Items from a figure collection

-- Begin --

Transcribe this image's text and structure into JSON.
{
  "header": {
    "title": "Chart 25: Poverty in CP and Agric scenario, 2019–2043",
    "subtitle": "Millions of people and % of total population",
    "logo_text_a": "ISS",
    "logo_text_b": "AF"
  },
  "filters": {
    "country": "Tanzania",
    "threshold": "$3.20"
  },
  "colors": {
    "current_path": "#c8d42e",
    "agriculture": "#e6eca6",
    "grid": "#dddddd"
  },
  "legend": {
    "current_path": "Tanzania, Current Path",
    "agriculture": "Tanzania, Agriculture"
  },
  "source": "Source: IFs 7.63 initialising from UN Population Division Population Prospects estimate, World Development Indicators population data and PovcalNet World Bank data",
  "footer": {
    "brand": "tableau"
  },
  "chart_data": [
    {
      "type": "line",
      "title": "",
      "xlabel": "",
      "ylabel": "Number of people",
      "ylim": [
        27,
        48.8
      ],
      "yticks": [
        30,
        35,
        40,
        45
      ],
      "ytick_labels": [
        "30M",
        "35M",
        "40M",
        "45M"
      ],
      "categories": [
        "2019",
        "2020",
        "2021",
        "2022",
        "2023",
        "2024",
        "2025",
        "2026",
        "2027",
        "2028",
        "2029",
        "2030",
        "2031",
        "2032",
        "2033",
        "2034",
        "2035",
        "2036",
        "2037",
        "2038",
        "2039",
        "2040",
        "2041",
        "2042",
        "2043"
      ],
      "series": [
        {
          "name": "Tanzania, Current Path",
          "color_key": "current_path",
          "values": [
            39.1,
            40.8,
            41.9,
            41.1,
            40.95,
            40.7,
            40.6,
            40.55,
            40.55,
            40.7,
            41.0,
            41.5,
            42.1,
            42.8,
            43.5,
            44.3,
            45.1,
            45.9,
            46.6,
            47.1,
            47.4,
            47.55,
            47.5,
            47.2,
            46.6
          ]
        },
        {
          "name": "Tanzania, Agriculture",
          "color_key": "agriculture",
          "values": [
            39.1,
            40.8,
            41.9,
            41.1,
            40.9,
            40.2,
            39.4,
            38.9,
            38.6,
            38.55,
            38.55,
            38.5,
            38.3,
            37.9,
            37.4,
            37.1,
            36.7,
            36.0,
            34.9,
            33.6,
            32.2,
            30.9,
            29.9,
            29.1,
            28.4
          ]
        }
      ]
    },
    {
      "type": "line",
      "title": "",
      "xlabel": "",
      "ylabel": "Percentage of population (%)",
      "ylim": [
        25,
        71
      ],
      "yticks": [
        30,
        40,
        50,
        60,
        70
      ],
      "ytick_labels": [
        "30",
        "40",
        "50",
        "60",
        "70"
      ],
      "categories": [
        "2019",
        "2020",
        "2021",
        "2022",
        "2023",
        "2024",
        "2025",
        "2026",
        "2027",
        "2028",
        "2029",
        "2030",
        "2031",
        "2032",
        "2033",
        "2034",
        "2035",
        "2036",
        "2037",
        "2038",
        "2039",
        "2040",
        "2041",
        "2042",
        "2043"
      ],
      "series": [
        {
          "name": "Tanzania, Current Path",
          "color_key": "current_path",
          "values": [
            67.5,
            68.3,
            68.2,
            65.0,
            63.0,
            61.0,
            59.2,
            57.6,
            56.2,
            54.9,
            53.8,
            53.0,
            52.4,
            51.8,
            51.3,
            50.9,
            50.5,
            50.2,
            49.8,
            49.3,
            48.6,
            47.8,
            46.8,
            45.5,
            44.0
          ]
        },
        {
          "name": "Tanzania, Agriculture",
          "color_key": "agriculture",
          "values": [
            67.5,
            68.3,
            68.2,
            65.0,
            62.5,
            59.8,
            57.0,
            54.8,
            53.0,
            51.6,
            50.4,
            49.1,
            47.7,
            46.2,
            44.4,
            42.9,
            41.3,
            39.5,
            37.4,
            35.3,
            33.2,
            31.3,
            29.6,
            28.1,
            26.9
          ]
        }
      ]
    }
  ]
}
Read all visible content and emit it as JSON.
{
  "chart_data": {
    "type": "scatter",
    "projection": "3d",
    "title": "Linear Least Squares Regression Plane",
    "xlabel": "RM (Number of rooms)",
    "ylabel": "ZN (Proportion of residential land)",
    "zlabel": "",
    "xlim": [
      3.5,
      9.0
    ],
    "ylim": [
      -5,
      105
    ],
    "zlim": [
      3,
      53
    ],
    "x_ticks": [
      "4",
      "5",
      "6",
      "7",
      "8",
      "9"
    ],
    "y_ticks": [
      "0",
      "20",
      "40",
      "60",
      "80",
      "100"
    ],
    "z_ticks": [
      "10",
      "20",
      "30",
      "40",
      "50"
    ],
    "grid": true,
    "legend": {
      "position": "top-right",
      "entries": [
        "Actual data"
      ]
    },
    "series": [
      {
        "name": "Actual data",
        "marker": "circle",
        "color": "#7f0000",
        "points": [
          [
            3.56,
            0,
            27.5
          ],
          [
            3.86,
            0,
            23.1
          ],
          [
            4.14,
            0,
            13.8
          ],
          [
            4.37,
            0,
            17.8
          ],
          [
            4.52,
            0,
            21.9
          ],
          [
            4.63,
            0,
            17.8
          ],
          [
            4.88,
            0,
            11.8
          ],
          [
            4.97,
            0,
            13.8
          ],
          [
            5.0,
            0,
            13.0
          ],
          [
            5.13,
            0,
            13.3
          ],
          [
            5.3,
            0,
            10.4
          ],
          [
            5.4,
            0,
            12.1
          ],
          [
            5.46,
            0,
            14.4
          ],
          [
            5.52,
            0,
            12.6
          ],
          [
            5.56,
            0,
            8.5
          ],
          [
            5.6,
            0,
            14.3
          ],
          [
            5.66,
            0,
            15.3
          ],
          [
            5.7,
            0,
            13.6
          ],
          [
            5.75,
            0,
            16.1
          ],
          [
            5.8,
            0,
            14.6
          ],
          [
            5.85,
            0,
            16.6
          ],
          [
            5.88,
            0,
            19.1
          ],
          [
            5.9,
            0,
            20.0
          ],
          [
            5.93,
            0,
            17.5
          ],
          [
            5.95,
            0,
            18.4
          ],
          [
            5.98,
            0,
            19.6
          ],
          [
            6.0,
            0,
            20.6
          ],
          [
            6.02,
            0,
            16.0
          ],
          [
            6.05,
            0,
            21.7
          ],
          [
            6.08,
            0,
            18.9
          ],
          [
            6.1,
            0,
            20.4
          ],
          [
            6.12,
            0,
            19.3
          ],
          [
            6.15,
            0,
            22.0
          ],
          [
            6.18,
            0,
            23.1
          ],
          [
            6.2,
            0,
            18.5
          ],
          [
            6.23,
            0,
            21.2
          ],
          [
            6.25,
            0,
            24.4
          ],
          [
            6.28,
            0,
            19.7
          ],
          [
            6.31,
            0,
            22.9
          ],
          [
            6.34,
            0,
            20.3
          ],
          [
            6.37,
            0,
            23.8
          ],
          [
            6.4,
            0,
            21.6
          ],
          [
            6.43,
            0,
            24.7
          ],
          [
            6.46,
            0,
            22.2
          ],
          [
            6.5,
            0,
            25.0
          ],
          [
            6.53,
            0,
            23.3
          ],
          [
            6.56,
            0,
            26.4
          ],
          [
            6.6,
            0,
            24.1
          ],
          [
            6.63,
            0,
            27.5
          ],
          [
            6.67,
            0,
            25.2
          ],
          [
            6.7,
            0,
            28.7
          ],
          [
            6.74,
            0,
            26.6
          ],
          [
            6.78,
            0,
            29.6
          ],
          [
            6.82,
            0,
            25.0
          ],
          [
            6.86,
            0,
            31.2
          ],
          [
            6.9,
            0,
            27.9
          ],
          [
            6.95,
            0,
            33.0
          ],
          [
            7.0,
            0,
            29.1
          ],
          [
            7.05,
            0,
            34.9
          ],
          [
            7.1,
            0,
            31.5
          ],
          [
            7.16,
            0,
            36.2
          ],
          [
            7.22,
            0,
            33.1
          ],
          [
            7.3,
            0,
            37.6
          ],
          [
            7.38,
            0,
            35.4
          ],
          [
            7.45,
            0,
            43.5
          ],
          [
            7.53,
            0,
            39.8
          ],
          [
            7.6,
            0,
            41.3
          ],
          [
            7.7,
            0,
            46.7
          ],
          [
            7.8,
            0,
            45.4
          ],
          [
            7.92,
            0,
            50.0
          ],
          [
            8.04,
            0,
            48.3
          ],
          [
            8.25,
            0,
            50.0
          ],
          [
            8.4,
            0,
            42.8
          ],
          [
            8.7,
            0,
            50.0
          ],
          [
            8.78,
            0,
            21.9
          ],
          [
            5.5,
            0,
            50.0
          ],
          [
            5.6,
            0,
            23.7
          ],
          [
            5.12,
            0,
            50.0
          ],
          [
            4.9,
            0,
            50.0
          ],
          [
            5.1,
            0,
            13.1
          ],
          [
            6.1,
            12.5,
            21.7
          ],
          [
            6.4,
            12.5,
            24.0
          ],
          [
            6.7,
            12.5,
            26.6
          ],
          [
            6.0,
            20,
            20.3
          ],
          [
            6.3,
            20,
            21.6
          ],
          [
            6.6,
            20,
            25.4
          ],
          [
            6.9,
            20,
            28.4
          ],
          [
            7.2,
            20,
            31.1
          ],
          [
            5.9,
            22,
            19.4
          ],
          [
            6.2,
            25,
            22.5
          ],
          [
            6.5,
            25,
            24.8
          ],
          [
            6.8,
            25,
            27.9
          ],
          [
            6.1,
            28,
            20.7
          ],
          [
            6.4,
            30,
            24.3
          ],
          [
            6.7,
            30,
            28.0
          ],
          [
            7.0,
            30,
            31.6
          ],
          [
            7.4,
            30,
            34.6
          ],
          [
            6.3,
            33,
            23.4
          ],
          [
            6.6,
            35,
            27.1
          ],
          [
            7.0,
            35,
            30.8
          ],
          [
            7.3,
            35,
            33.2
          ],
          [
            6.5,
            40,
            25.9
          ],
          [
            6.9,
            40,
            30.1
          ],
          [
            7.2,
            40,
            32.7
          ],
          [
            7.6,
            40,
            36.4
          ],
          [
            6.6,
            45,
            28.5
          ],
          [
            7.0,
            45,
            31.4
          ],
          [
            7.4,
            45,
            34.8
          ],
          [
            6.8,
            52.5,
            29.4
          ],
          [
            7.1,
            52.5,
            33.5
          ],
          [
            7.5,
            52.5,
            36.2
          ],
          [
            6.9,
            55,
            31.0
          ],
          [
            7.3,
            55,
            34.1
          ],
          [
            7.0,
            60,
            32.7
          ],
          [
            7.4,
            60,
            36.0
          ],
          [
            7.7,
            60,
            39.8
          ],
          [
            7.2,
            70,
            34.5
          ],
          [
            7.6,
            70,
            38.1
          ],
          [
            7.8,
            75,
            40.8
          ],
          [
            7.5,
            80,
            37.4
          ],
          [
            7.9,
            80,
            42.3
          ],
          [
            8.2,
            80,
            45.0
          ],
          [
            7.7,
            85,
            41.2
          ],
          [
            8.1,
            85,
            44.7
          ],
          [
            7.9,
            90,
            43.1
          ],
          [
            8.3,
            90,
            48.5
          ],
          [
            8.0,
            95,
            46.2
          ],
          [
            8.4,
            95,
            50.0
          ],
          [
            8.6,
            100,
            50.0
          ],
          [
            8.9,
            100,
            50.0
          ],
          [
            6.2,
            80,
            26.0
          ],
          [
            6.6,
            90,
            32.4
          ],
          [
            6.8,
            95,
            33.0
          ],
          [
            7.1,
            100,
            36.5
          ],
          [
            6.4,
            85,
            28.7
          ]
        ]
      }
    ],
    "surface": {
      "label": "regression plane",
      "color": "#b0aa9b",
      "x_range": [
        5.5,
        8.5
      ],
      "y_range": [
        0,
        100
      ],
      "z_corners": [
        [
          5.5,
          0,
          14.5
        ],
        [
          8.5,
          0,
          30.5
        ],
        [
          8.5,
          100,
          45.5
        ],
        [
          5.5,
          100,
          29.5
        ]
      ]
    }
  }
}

-- End --

PROBLEM TO SOLVE
Look through the data above. Find each line with the string "JSON" and copy it.

OUTPUT BELOW
Transcribe this image's text and structure into JSON.
Read all visible content and emit it as JSON.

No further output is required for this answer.